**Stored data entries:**
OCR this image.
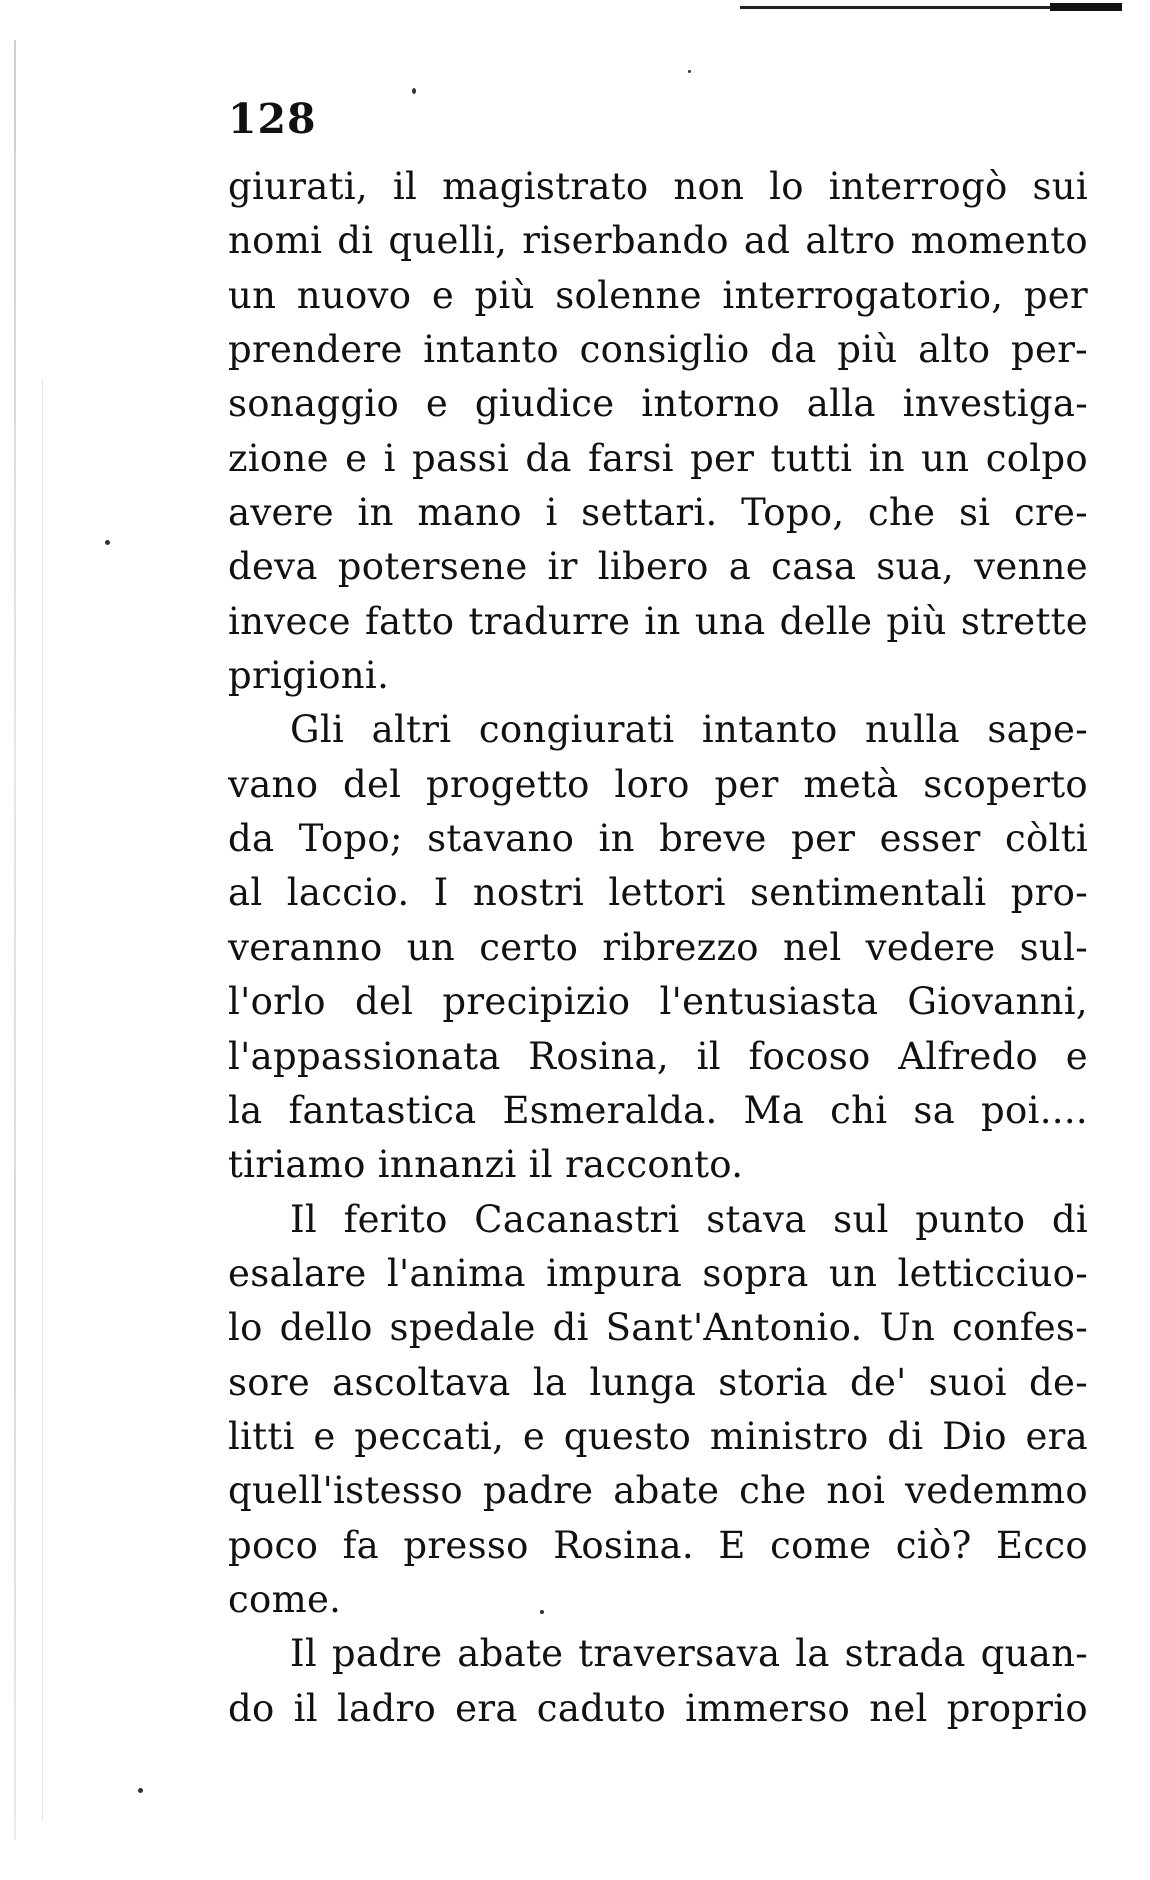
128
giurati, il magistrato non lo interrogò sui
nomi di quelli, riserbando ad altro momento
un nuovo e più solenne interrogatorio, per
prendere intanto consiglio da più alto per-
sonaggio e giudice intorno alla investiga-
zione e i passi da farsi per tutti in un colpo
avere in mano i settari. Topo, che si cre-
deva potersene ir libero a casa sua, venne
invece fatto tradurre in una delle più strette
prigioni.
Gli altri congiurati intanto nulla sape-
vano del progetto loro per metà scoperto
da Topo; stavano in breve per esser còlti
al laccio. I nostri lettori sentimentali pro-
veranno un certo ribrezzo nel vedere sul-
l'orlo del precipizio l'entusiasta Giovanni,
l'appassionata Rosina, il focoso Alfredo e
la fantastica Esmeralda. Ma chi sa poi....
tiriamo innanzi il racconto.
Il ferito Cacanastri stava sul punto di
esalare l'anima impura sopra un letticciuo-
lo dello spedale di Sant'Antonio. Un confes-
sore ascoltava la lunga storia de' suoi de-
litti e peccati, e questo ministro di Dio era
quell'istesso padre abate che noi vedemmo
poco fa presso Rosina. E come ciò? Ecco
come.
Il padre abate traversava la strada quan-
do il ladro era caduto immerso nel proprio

**Directions:** Gather every line from the listing above in which the word "abate" appears.

**Exercise solution:**
quell'istesso padre abate che noi vedemmo
Il padre abate traversava la strada quan-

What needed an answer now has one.